* [The input]

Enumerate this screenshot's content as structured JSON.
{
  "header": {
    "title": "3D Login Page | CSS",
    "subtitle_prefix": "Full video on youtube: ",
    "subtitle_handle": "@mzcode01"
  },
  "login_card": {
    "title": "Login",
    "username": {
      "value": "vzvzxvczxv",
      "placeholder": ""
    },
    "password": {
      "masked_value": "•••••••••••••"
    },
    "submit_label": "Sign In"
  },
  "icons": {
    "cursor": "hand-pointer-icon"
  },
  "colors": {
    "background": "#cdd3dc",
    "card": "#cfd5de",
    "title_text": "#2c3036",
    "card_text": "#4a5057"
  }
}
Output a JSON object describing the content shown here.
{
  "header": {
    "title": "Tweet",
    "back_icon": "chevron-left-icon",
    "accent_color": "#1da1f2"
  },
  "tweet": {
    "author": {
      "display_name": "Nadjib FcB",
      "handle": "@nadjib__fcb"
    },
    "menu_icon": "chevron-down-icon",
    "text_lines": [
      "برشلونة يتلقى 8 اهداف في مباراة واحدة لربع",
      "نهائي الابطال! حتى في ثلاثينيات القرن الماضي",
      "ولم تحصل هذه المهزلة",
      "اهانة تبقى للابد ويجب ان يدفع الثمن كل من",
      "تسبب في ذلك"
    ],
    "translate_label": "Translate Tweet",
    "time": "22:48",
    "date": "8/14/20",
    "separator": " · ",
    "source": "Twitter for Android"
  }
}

* [Short problem] Can you restate every record above word for word?

* [Answer in full]
Enumerate this screenshot's content as structured JSON.
{
  "header": {
    "title": "3D Login Page | CSS",
    "subtitle_prefix": "Full video on youtube: ",
    "subtitle_handle": "@mzcode01"
  },
  "login_card": {
    "title": "Login",
    "username": {
      "value": "vzvzxvczxv",
      "placeholder": ""
    },
    "password": {
      "masked_value": "•••••••••••••"
    },
    "submit_label": "Sign In"
  },
  "icons": {
    "cursor": "hand-pointer-icon"
  },
  "colors": {
    "background": "#cdd3dc",
    "card": "#cfd5de",
    "title_text": "#2c3036",
    "card_text": "#4a5057"
  }
}
Output a JSON object describing the content shown here.
{
  "header": {
    "title": "Tweet",
    "back_icon": "chevron-left-icon",
    "accent_color": "#1da1f2"
  },
  "tweet": {
    "author": {
      "display_name": "Nadjib FcB",
      "handle": "@nadjib__fcb"
    },
    "menu_icon": "chevron-down-icon",
    "text_lines": [
      "برشلونة يتلقى 8 اهداف في مباراة واحدة لربع",
      "نهائي الابطال! حتى في ثلاثينيات القرن الماضي",
      "ولم تحصل هذه المهزلة",
      "اهانة تبقى للابد ويجب ان يدفع الثمن كل من",
      "تسبب في ذلك"
    ],
    "translate_label": "Translate Tweet",
    "time": "22:48",
    "date": "8/14/20",
    "separator": " · ",
    "source": "Twitter for Android"
  }
}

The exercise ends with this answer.